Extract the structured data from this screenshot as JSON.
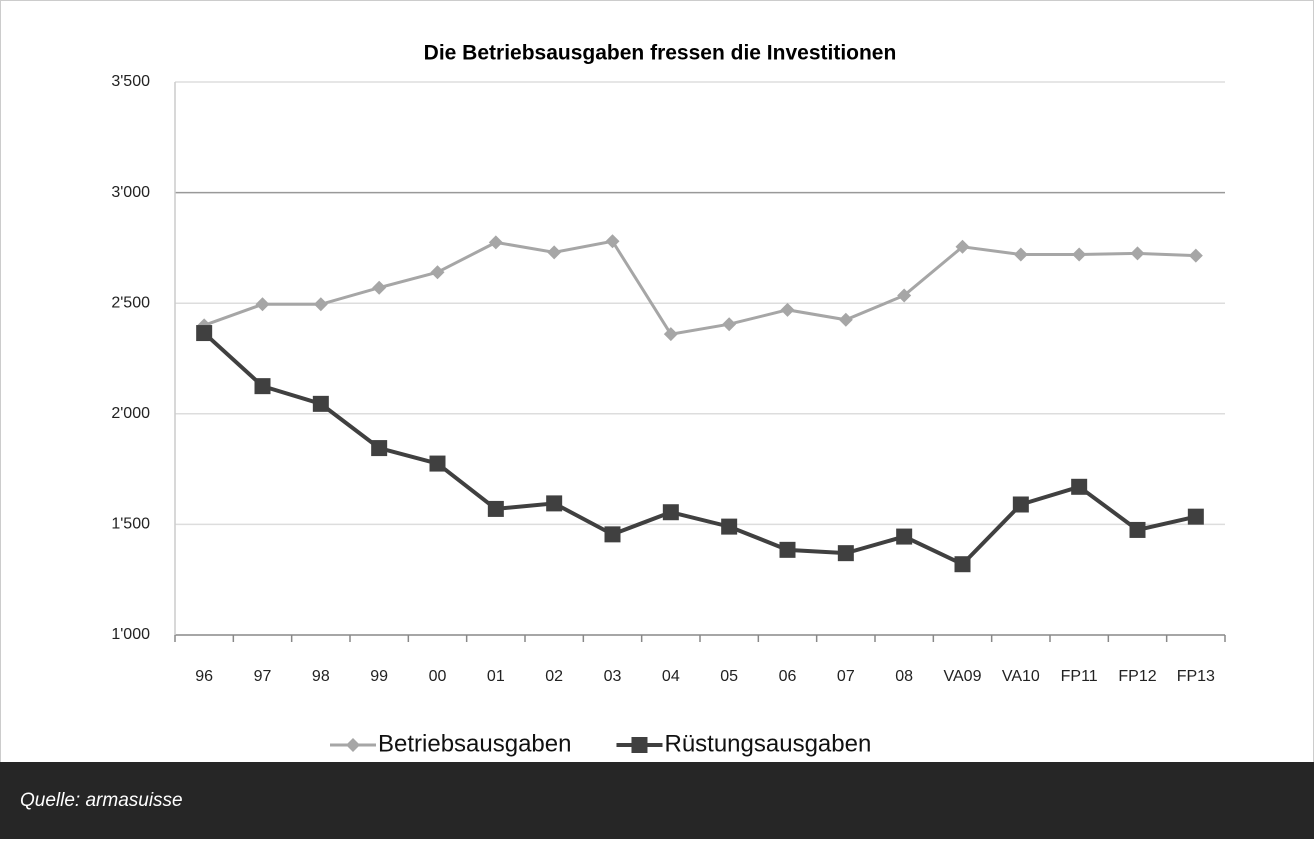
{
  "chart_data": {
    "type": "line",
    "title": "Die Betriebsausgaben fressen die Investitionen",
    "categories": [
      "96",
      "97",
      "98",
      "99",
      "00",
      "01",
      "02",
      "03",
      "04",
      "05",
      "06",
      "07",
      "08",
      "VA09",
      "VA10",
      "FP11",
      "FP12",
      "FP13"
    ],
    "series": [
      {
        "name": "Betriebsausgaben",
        "color": "#a6a6a6",
        "marker": "diamond",
        "values": [
          2400,
          2495,
          2495,
          2570,
          2640,
          2775,
          2730,
          2780,
          2360,
          2405,
          2470,
          2425,
          2535,
          2755,
          2720,
          2720,
          2725,
          2715
        ]
      },
      {
        "name": "Rüstungsausgaben",
        "color": "#404040",
        "marker": "square",
        "values": [
          2365,
          2125,
          2045,
          1845,
          1775,
          1570,
          1595,
          1455,
          1555,
          1490,
          1385,
          1370,
          1445,
          1320,
          1590,
          1670,
          1475,
          1535
        ]
      }
    ],
    "ylim": [
      1000,
      3500
    ],
    "yticks": [
      {
        "value": 1000,
        "label": "1'000"
      },
      {
        "value": 1500,
        "label": "1'500"
      },
      {
        "value": 2000,
        "label": "2'000"
      },
      {
        "value": 2500,
        "label": "2'500"
      },
      {
        "value": 3000,
        "label": "3'000"
      },
      {
        "value": 3500,
        "label": "3'500"
      }
    ],
    "grid": true,
    "legend": "bottom"
  },
  "footer": {
    "source": "Quelle: armasuisse"
  }
}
■ ■ ■
Copy the listing exactly. Any image in it stays out of the copy.

Extract the structured data from this screenshot as JSON.
{
  "chart_data": {
    "type": "line",
    "title": "Die Betriebsausgaben fressen die Investitionen",
    "categories": [
      "96",
      "97",
      "98",
      "99",
      "00",
      "01",
      "02",
      "03",
      "04",
      "05",
      "06",
      "07",
      "08",
      "VA09",
      "VA10",
      "FP11",
      "FP12",
      "FP13"
    ],
    "series": [
      {
        "name": "Betriebsausgaben",
        "color": "#a6a6a6",
        "marker": "diamond",
        "values": [
          2400,
          2495,
          2495,
          2570,
          2640,
          2775,
          2730,
          2780,
          2360,
          2405,
          2470,
          2425,
          2535,
          2755,
          2720,
          2720,
          2725,
          2715
        ]
      },
      {
        "name": "Rüstungsausgaben",
        "color": "#404040",
        "marker": "square",
        "values": [
          2365,
          2125,
          2045,
          1845,
          1775,
          1570,
          1595,
          1455,
          1555,
          1490,
          1385,
          1370,
          1445,
          1320,
          1590,
          1670,
          1475,
          1535
        ]
      }
    ],
    "ylim": [
      1000,
      3500
    ],
    "yticks": [
      {
        "value": 1000,
        "label": "1'000"
      },
      {
        "value": 1500,
        "label": "1'500"
      },
      {
        "value": 2000,
        "label": "2'000"
      },
      {
        "value": 2500,
        "label": "2'500"
      },
      {
        "value": 3000,
        "label": "3'000"
      },
      {
        "value": 3500,
        "label": "3'500"
      }
    ],
    "grid": true,
    "legend": "bottom"
  },
  "footer": {
    "source": "Quelle: armasuisse"
  }
}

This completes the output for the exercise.